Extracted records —
· · · ·

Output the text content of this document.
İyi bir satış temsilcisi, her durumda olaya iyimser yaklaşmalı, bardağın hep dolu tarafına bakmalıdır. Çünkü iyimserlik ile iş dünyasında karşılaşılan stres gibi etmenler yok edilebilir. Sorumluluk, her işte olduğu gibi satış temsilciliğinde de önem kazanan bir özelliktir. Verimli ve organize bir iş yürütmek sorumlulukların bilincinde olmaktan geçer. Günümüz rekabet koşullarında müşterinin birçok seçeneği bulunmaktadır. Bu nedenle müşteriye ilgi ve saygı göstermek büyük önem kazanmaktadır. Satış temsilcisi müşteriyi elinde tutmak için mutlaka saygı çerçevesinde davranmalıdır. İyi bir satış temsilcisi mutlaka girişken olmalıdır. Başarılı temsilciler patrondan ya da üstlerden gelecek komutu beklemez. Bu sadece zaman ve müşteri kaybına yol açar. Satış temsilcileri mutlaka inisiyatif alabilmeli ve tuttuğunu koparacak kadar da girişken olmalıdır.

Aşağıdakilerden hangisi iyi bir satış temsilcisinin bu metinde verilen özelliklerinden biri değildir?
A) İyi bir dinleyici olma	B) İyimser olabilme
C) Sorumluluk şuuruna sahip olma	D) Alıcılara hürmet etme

· · · ·

Task goal — Each line of the material must be restated exactly.

Task solution —
Output the text content of this document.
İyi bir satış temsilcisi, her durumda olaya iyimser yaklaşmalı, bardağın hep dolu tarafına bakmalıdır. Çünkü iyimserlik ile iş dünyasında karşılaşılan stres gibi etmenler yok edilebilir. Sorumluluk, her işte olduğu gibi satış temsilciliğinde de önem kazanan bir özelliktir. Verimli ve organize bir iş yürütmek sorumlulukların bilincinde olmaktan geçer. Günümüz rekabet koşullarında müşterinin birçok seçeneği bulunmaktadır. Bu nedenle müşteriye ilgi ve saygı göstermek büyük önem kazanmaktadır. Satış temsilcisi müşteriyi elinde tutmak için mutlaka saygı çerçevesinde davranmalıdır. İyi bir satış temsilcisi mutlaka girişken olmalıdır. Başarılı temsilciler patrondan ya da üstlerden gelecek komutu beklemez. Bu sadece zaman ve müşteri kaybına yol açar. Satış temsilcileri mutlaka inisiyatif alabilmeli ve tuttuğunu koparacak kadar da girişken olmalıdır.

Aşağıdakilerden hangisi iyi bir satış temsilcisinin bu metinde verilen özelliklerinden biri değildir?
A) İyi bir dinleyici olma	B) İyimser olabilme
C) Sorumluluk şuuruna sahip olma	D) Alıcılara hürmet etme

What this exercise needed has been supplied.